▶ _Exercise objective_: Would you repeat the listing exactly but omit every picture?

##### Supplied data #####

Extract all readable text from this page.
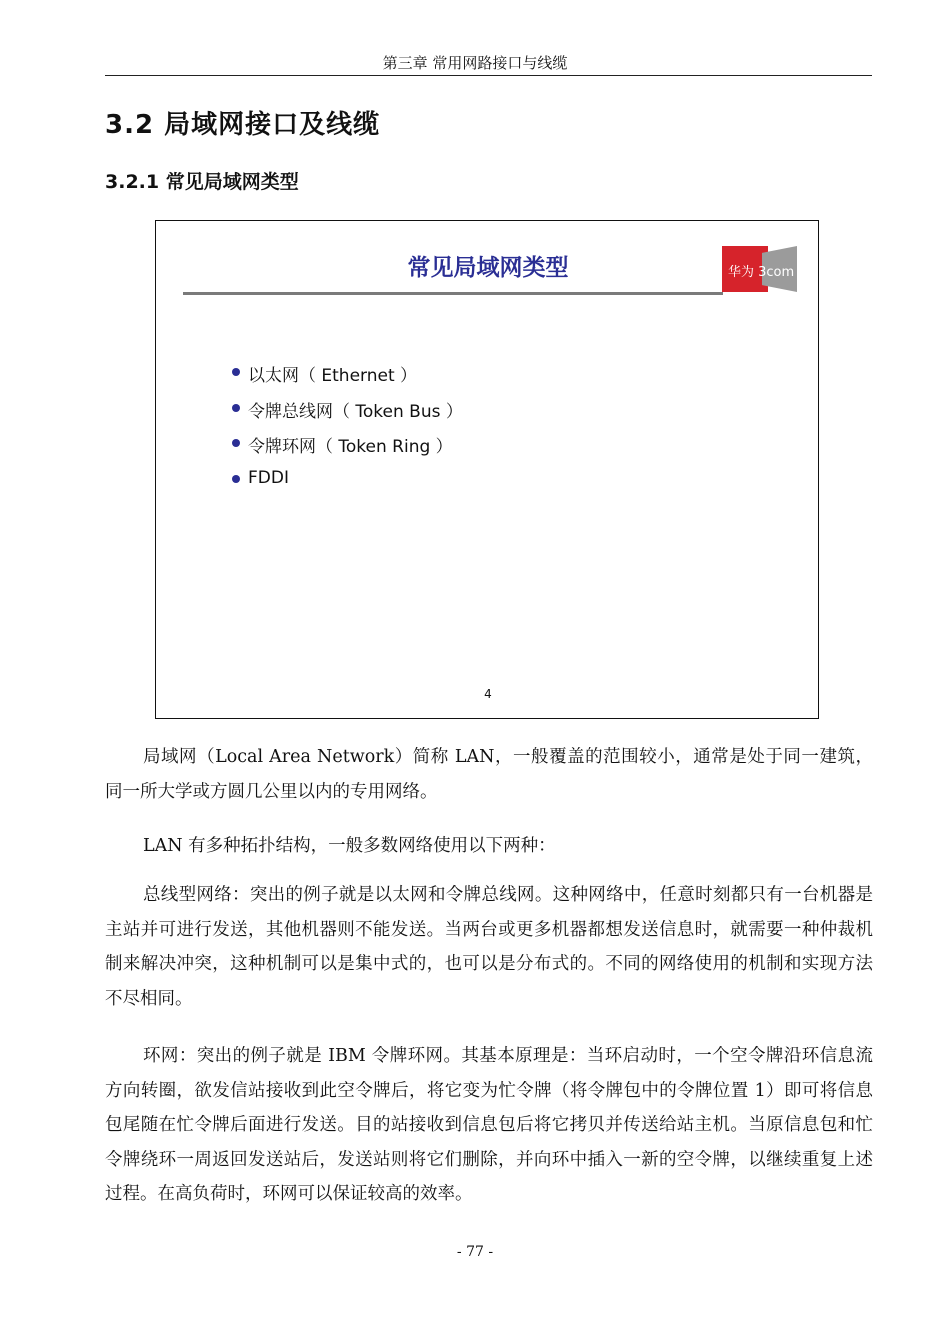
第三章 常用网路接口与线缆
3.2 局域网接口及线缆
3.2.1 常见局域网类型
常见局域网类型	华为 3com
以太网（ Ethernet ）
令牌总线网（ Token Bus ）
令牌环网（ Token Ring ）
FDDI
4

局域网（Local Area Network）简称 LAN，一般覆盖的范围较小，通常是处于同一建筑，同一所大学或方圆几公里以内的专用网络。

LAN 有多种拓扑结构，一般多数网络使用以下两种：

总线型网络：突出的例子就是以太网和令牌总线网。这种网络中，任意时刻都只有一台机器是主站并可进行发送，其他机器则不能发送。当两台或更多机器都想发送信息时，就需要一种仲裁机制来解决冲突，这种机制可以是集中式的，也可以是分布式的。不同的网络使用的机制和实现方法不尽相同。

环网：突出的例子就是 IBM 令牌环网。其基本原理是：当环启动时，一个空令牌沿环信息流方向转圈，欲发信站接收到此空令牌后，将它变为忙令牌（将令牌包中的令牌位置 1）即可将信息包尾随在忙令牌后面进行发送。目的站接收到信息包后将它拷贝并传送给站主机。当原信息包和忙令牌绕环一周返回发送站后，发送站则将它们删除，并向环中插入一新的空令牌，以继续重复上述过程。在高负荷时，环网可以保证较高的效率。

- 77 -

#####

▶ _Completed exercise_:
Extract all readable text from this page.
第三章 常用网路接口与线缆
3.2 局域网接口及线缆
3.2.1 常见局域网类型
常见局域网类型	华为 3com
以太网（ Ethernet ）
令牌总线网（ Token Bus ）
令牌环网（ Token Ring ）
FDDI
4

局域网（Local Area Network）简称 LAN，一般覆盖的范围较小，通常是处于同一建筑，同一所大学或方圆几公里以内的专用网络。

LAN 有多种拓扑结构，一般多数网络使用以下两种：

总线型网络：突出的例子就是以太网和令牌总线网。这种网络中，任意时刻都只有一台机器是主站并可进行发送，其他机器则不能发送。当两台或更多机器都想发送信息时，就需要一种仲裁机制来解决冲突，这种机制可以是集中式的，也可以是分布式的。不同的网络使用的机制和实现方法不尽相同。

环网：突出的例子就是 IBM 令牌环网。其基本原理是：当环启动时，一个空令牌沿环信息流方向转圈，欲发信站接收到此空令牌后，将它变为忙令牌（将令牌包中的令牌位置 1）即可将信息包尾随在忙令牌后面进行发送。目的站接收到信息包后将它拷贝并传送给站主机。当原信息包和忙令牌绕环一周返回发送站后，发送站则将它们删除，并向环中插入一新的空令牌，以继续重复上述过程。在高负荷时，环网可以保证较高的效率。

- 77 -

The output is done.